Dataset rows for document pages
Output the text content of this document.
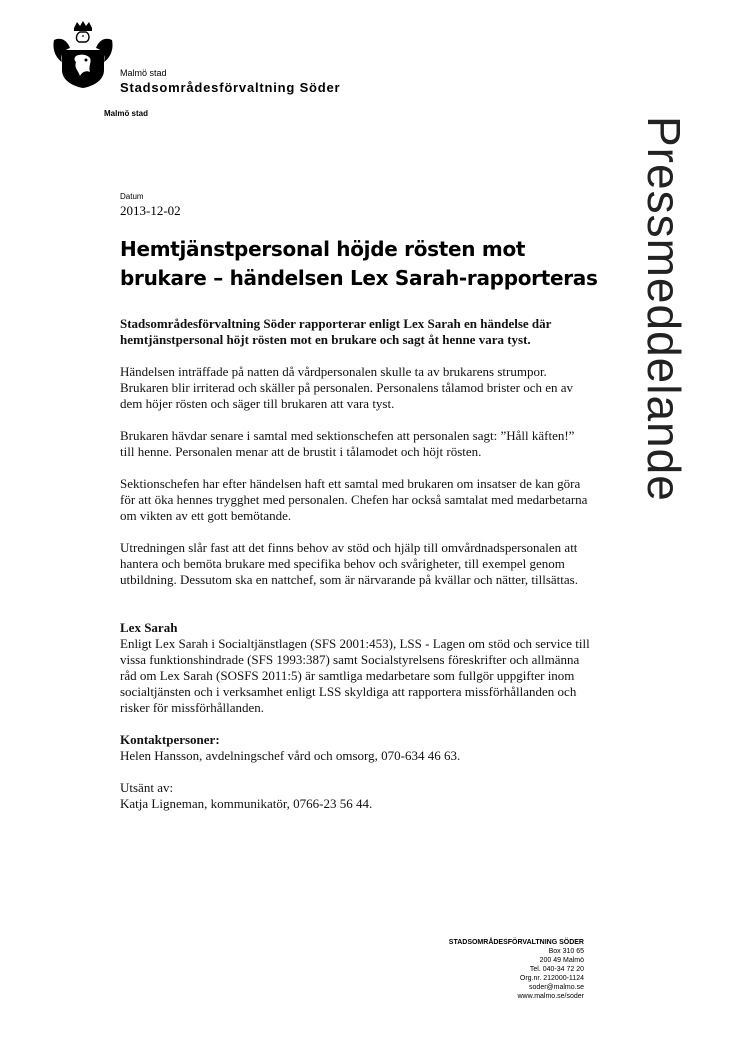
Malmö stad
Malmö stad
Stadsområdesförvaltning Söder
Pressmeddelande
Datum
2013-12-02
Hemtjänstpersonal höjde rösten mot brukare – händelsen Lex Sarah-rapporteras

Stadsområdesförvaltning Söder rapporterar enligt Lex Sarah en händelse där hemtjänstpersonal höjt rösten mot en brukare och sagt åt henne vara tyst.

Händelsen inträffade på natten då vårdpersonalen skulle ta av brukarens strumpor. Brukaren blir irriterad och skäller på personalen. Personalens tålamod brister och en av dem höjer rösten och säger till brukaren att vara tyst.

Brukaren hävdar senare i samtal med sektionschefen att personalen sagt: ”Håll käften!” till henne. Personalen menar att de brustit i tålamodet och höjt rösten.

Sektionschefen har efter händelsen haft ett samtal med brukaren om insatser de kan göra för att öka hennes trygghet med personalen. Chefen har också samtalat med medarbetarna om vikten av ett gott bemötande.

Utredningen slår fast att det finns behov av stöd och hjälp till omvårdnadspersonalen att hantera och bemöta brukare med specifika behov och svårigheter, till exempel genom utbildning. Dessutom ska en nattchef, som är närvarande på kvällar och nätter, tillsättas.

Lex Sarah

Enligt Lex Sarah i Socialtjänstlagen (SFS 2001:453), LSS - Lagen om stöd och service till vissa funktionshindrade (SFS 1993:387) samt Socialstyrelsens föreskrifter och allmänna råd om Lex Sarah (SOSFS 2011:5) är samtliga medarbetare som fullgör uppgifter inom socialtjänsten och i verksamhet enligt LSS skyldiga att rapportera missförhållanden och risker för missförhållanden.

Kontaktpersoner:

Helen Hansson, avdelningschef vård och omsorg, 070-634 46 63.

Utsänt av:

Katja Ligneman, kommunikatör, 0766-23 56 44.

STADSOMRÅDESFÖRVALTNING SÖDER
Box 310 65
200 49 Malmö
Tel. 040-34 72 20
Org.nr. 212000-1124
soder@malmo.se
www.malmo.se/soder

Instructions for the task: A bare number should be your reply: how many lines in the entries above include the word "tyst".

Output for this task: 2